[start Material for this task]
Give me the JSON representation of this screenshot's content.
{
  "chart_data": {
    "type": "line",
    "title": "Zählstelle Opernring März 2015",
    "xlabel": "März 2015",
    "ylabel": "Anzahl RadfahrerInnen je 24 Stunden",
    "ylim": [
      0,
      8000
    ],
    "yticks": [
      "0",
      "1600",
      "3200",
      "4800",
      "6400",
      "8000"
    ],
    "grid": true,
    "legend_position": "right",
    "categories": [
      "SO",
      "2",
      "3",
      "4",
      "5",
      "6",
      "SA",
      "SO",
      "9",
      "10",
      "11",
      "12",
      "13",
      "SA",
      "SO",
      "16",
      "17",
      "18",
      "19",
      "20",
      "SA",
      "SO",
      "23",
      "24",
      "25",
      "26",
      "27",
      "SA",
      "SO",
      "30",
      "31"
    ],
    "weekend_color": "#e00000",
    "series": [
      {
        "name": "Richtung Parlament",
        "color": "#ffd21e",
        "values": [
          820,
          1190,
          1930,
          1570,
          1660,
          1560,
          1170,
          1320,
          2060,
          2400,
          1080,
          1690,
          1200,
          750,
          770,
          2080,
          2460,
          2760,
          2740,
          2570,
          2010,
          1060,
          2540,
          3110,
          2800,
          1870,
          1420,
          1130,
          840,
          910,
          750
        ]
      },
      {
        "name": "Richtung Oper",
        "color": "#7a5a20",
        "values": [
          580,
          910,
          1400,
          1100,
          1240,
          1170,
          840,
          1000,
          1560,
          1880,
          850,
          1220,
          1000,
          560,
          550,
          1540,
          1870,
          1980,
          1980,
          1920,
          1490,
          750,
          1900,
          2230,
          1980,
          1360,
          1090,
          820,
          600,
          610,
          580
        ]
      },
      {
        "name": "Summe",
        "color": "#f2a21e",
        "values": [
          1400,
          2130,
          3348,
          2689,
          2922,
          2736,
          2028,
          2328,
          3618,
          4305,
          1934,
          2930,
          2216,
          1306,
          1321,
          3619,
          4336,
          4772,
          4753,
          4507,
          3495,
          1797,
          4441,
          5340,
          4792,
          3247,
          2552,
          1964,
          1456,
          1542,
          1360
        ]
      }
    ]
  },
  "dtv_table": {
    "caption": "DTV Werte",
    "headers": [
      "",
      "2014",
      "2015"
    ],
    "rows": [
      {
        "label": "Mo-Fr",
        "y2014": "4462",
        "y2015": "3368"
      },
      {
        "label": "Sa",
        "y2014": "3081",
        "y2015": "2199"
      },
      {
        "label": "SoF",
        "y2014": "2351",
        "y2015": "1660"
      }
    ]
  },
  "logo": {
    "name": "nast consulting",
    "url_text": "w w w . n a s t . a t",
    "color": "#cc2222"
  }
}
[end Material for this task]
**What you are asked to do**
Reproduce each line of the material containing the word "März".

**Complete answer**
    "title": "Zählstelle Opernring März 2015",
    "xlabel": "März 2015",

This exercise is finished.